## Work to do
Your task is to copy the listing exactly. Drop any pictures from the copy.

## BEGIN

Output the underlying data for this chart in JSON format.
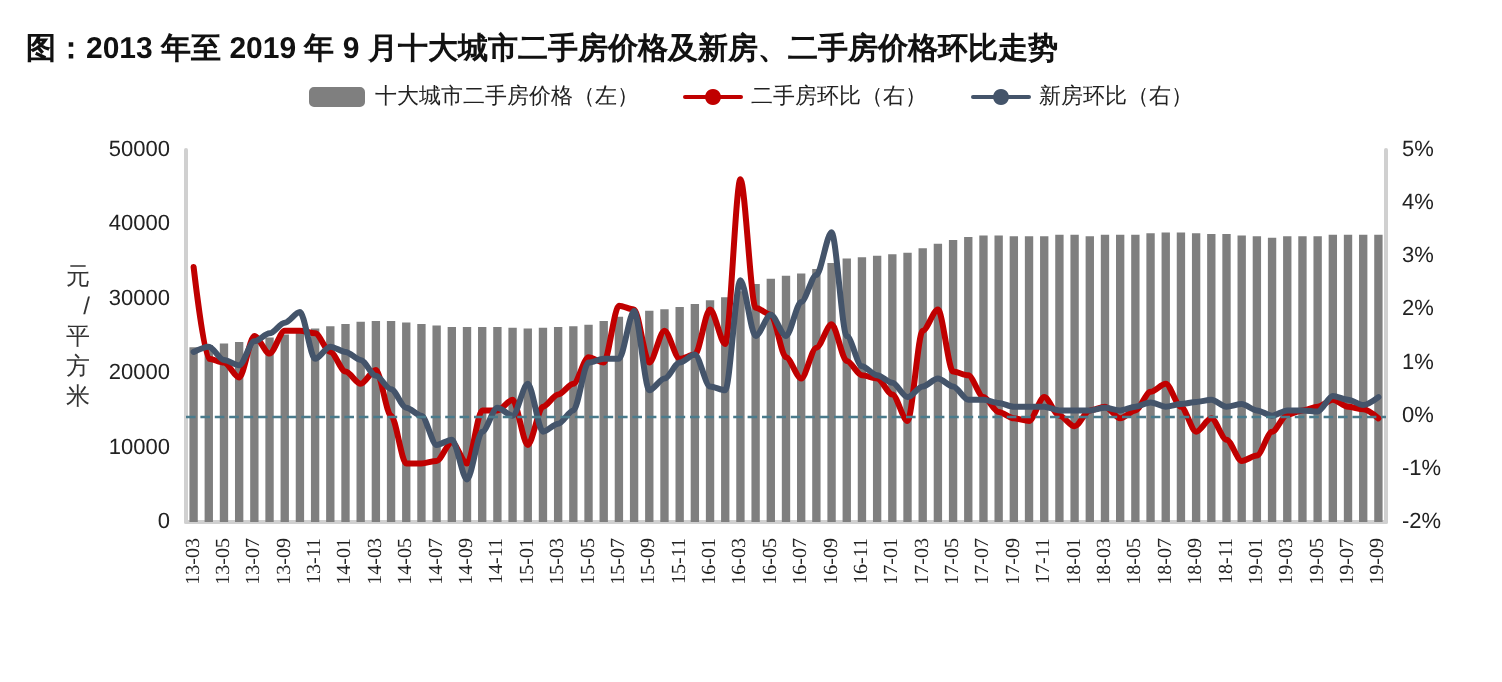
{
  "chart_data": {
    "type": "bar",
    "title": "图：2013 年至 2019 年 9 月十大城市二手房价格及新房、二手房价格环比走势",
    "ylabel": "元/平方米",
    "categories": [
      "13-03",
      null,
      "13-05",
      null,
      "13-07",
      null,
      "13-09",
      null,
      "13-11",
      null,
      "14-01",
      null,
      "14-03",
      null,
      "14-05",
      null,
      "14-07",
      null,
      "14-09",
      null,
      "14-11",
      null,
      "15-01",
      null,
      "15-03",
      null,
      "15-05",
      null,
      "15-07",
      null,
      "15-09",
      null,
      "15-11",
      null,
      "16-01",
      null,
      "16-03",
      null,
      "16-05",
      null,
      "16-07",
      null,
      "16-09",
      null,
      "16-11",
      null,
      "17-01",
      null,
      "17-03",
      null,
      "17-05",
      null,
      "17-07",
      null,
      "17-09",
      null,
      "17-11",
      null,
      "18-01",
      null,
      "18-03",
      null,
      "18-05",
      null,
      "18-07",
      null,
      "18-09",
      null,
      "18-11",
      null,
      "19-01",
      null,
      "19-03",
      null,
      "19-05",
      null,
      "19-07",
      null,
      "19-09"
    ],
    "series": [
      {
        "name": "十大城市二手房价格（左）",
        "color": "#7f7f7f",
        "values": [
          23500,
          23800,
          24000,
          24200,
          24500,
          24800,
          25200,
          25600,
          26000,
          26300,
          26600,
          26900,
          27000,
          27000,
          26800,
          26600,
          26400,
          26200,
          26200,
          26200,
          26200,
          26100,
          26000,
          26100,
          26200,
          26300,
          26500,
          27000,
          27600,
          28000,
          28400,
          28600,
          28900,
          29300,
          29800,
          30200,
          31000,
          32000,
          32700,
          33100,
          33400,
          34000,
          34800,
          35400,
          35600,
          35800,
          36000,
          36200,
          36800,
          37400,
          37900,
          38300,
          38500,
          38500,
          38400,
          38400,
          38400,
          38600,
          38600,
          38400,
          38600,
          38600,
          38600,
          38800,
          38900,
          38900,
          38800,
          38700,
          38700,
          38500,
          38400,
          38200,
          38400,
          38400,
          38400,
          38600,
          38600,
          38600,
          38600
        ]
      },
      {
        "name": "二手房环比（右）",
        "type": "line",
        "axis": "y2",
        "color": "#c00000",
        "values": [
          2.8,
          1.07,
          1.0,
          0.72,
          1.5,
          1.17,
          1.6,
          1.6,
          1.55,
          1.2,
          0.83,
          0.6,
          0.86,
          0,
          -0.9,
          -0.9,
          -0.85,
          -0.5,
          -0.9,
          0.1,
          0.1,
          0.3,
          -0.55,
          0.17,
          0.4,
          0.6,
          1.1,
          1.0,
          2.07,
          2.0,
          1.0,
          1.6,
          1.07,
          1.15,
          2.0,
          1.35,
          4.45,
          2.03,
          1.9,
          1.1,
          0.7,
          1.28,
          1.72,
          1.03,
          0.76,
          0.7,
          0.4,
          -0.1,
          1.6,
          2.0,
          0.83,
          0.76,
          0.35,
          0.07,
          -0.05,
          -0.1,
          0.35,
          0,
          -0.2,
          0.1,
          0.17,
          -0.05,
          0.1,
          0.45,
          0.6,
          0.17,
          -0.3,
          -0.05,
          -0.45,
          -0.85,
          -0.75,
          -0.3,
          0.02,
          0.1,
          0.17,
          0.3,
          0.17,
          0.12,
          -0.05
        ]
      },
      {
        "name": "新房环比（右）",
        "type": "line",
        "axis": "y2",
        "color": "#44546a",
        "values": [
          1.2,
          1.3,
          1.05,
          0.95,
          1.4,
          1.55,
          1.75,
          1.95,
          1.07,
          1.3,
          1.2,
          1.05,
          0.75,
          0.5,
          0.15,
          0,
          -0.55,
          -0.45,
          -1.2,
          -0.3,
          0.15,
          0,
          0.6,
          -0.3,
          -0.15,
          0.1,
          1.0,
          1.07,
          1.07,
          1.97,
          0.48,
          0.7,
          1.0,
          1.15,
          0.55,
          0.48,
          2.55,
          1.5,
          1.9,
          1.5,
          2.14,
          2.65,
          3.45,
          1.5,
          0.93,
          0.76,
          0.62,
          0.35,
          0.55,
          0.7,
          0.55,
          0.3,
          0.3,
          0.24,
          0.17,
          0.17,
          0.17,
          0.1,
          0.1,
          0.1,
          0.15,
          0.1,
          0.17,
          0.25,
          0.17,
          0.22,
          0.26,
          0.3,
          0.17,
          0.22,
          0.1,
          0,
          0.1,
          0.1,
          0.08,
          0.37,
          0.3,
          0.2,
          0.35
        ]
      }
    ],
    "ylim": [
      0,
      50000
    ],
    "yticks": [
      0,
      10000,
      20000,
      30000,
      40000,
      50000
    ],
    "y2lim": [
      -2,
      5
    ],
    "y2ticks": [
      {
        "value": -2,
        "label": "-2%"
      },
      {
        "value": -1,
        "label": "-1%"
      },
      {
        "value": 0,
        "label": "0%"
      },
      {
        "value": 1,
        "label": "1%"
      },
      {
        "value": 2,
        "label": "2%"
      },
      {
        "value": 3,
        "label": "3%"
      },
      {
        "value": 4,
        "label": "4%"
      },
      {
        "value": 5,
        "label": "5%"
      }
    ],
    "ref_lines": [
      {
        "axis": "y2",
        "value": 0,
        "color": "#4a7b8c",
        "line_style": "dashed"
      }
    ],
    "legend": "top",
    "grid": false,
    "marker": "none",
    "line_style": "solid"
  }
}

## END

## Solution to this exercise
Output the underlying data for this chart in JSON format.
{
  "chart_data": {
    "type": "bar",
    "title": "图：2013 年至 2019 年 9 月十大城市二手房价格及新房、二手房价格环比走势",
    "ylabel": "元/平方米",
    "categories": [
      "13-03",
      null,
      "13-05",
      null,
      "13-07",
      null,
      "13-09",
      null,
      "13-11",
      null,
      "14-01",
      null,
      "14-03",
      null,
      "14-05",
      null,
      "14-07",
      null,
      "14-09",
      null,
      "14-11",
      null,
      "15-01",
      null,
      "15-03",
      null,
      "15-05",
      null,
      "15-07",
      null,
      "15-09",
      null,
      "15-11",
      null,
      "16-01",
      null,
      "16-03",
      null,
      "16-05",
      null,
      "16-07",
      null,
      "16-09",
      null,
      "16-11",
      null,
      "17-01",
      null,
      "17-03",
      null,
      "17-05",
      null,
      "17-07",
      null,
      "17-09",
      null,
      "17-11",
      null,
      "18-01",
      null,
      "18-03",
      null,
      "18-05",
      null,
      "18-07",
      null,
      "18-09",
      null,
      "18-11",
      null,
      "19-01",
      null,
      "19-03",
      null,
      "19-05",
      null,
      "19-07",
      null,
      "19-09"
    ],
    "series": [
      {
        "name": "十大城市二手房价格（左）",
        "color": "#7f7f7f",
        "values": [
          23500,
          23800,
          24000,
          24200,
          24500,
          24800,
          25200,
          25600,
          26000,
          26300,
          26600,
          26900,
          27000,
          27000,
          26800,
          26600,
          26400,
          26200,
          26200,
          26200,
          26200,
          26100,
          26000,
          26100,
          26200,
          26300,
          26500,
          27000,
          27600,
          28000,
          28400,
          28600,
          28900,
          29300,
          29800,
          30200,
          31000,
          32000,
          32700,
          33100,
          33400,
          34000,
          34800,
          35400,
          35600,
          35800,
          36000,
          36200,
          36800,
          37400,
          37900,
          38300,
          38500,
          38500,
          38400,
          38400,
          38400,
          38600,
          38600,
          38400,
          38600,
          38600,
          38600,
          38800,
          38900,
          38900,
          38800,
          38700,
          38700,
          38500,
          38400,
          38200,
          38400,
          38400,
          38400,
          38600,
          38600,
          38600,
          38600
        ]
      },
      {
        "name": "二手房环比（右）",
        "type": "line",
        "axis": "y2",
        "color": "#c00000",
        "values": [
          2.8,
          1.07,
          1.0,
          0.72,
          1.5,
          1.17,
          1.6,
          1.6,
          1.55,
          1.2,
          0.83,
          0.6,
          0.86,
          0,
          -0.9,
          -0.9,
          -0.85,
          -0.5,
          -0.9,
          0.1,
          0.1,
          0.3,
          -0.55,
          0.17,
          0.4,
          0.6,
          1.1,
          1.0,
          2.07,
          2.0,
          1.0,
          1.6,
          1.07,
          1.15,
          2.0,
          1.35,
          4.45,
          2.03,
          1.9,
          1.1,
          0.7,
          1.28,
          1.72,
          1.03,
          0.76,
          0.7,
          0.4,
          -0.1,
          1.6,
          2.0,
          0.83,
          0.76,
          0.35,
          0.07,
          -0.05,
          -0.1,
          0.35,
          0,
          -0.2,
          0.1,
          0.17,
          -0.05,
          0.1,
          0.45,
          0.6,
          0.17,
          -0.3,
          -0.05,
          -0.45,
          -0.85,
          -0.75,
          -0.3,
          0.02,
          0.1,
          0.17,
          0.3,
          0.17,
          0.12,
          -0.05
        ]
      },
      {
        "name": "新房环比（右）",
        "type": "line",
        "axis": "y2",
        "color": "#44546a",
        "values": [
          1.2,
          1.3,
          1.05,
          0.95,
          1.4,
          1.55,
          1.75,
          1.95,
          1.07,
          1.3,
          1.2,
          1.05,
          0.75,
          0.5,
          0.15,
          0,
          -0.55,
          -0.45,
          -1.2,
          -0.3,
          0.15,
          0,
          0.6,
          -0.3,
          -0.15,
          0.1,
          1.0,
          1.07,
          1.07,
          1.97,
          0.48,
          0.7,
          1.0,
          1.15,
          0.55,
          0.48,
          2.55,
          1.5,
          1.9,
          1.5,
          2.14,
          2.65,
          3.45,
          1.5,
          0.93,
          0.76,
          0.62,
          0.35,
          0.55,
          0.7,
          0.55,
          0.3,
          0.3,
          0.24,
          0.17,
          0.17,
          0.17,
          0.1,
          0.1,
          0.1,
          0.15,
          0.1,
          0.17,
          0.25,
          0.17,
          0.22,
          0.26,
          0.3,
          0.17,
          0.22,
          0.1,
          0,
          0.1,
          0.1,
          0.08,
          0.37,
          0.3,
          0.2,
          0.35
        ]
      }
    ],
    "ylim": [
      0,
      50000
    ],
    "yticks": [
      0,
      10000,
      20000,
      30000,
      40000,
      50000
    ],
    "y2lim": [
      -2,
      5
    ],
    "y2ticks": [
      {
        "value": -2,
        "label": "-2%"
      },
      {
        "value": -1,
        "label": "-1%"
      },
      {
        "value": 0,
        "label": "0%"
      },
      {
        "value": 1,
        "label": "1%"
      },
      {
        "value": 2,
        "label": "2%"
      },
      {
        "value": 3,
        "label": "3%"
      },
      {
        "value": 4,
        "label": "4%"
      },
      {
        "value": 5,
        "label": "5%"
      }
    ],
    "ref_lines": [
      {
        "axis": "y2",
        "value": 0,
        "color": "#4a7b8c",
        "line_style": "dashed"
      }
    ],
    "legend": "top",
    "grid": false,
    "marker": "none",
    "line_style": "solid"
  }
}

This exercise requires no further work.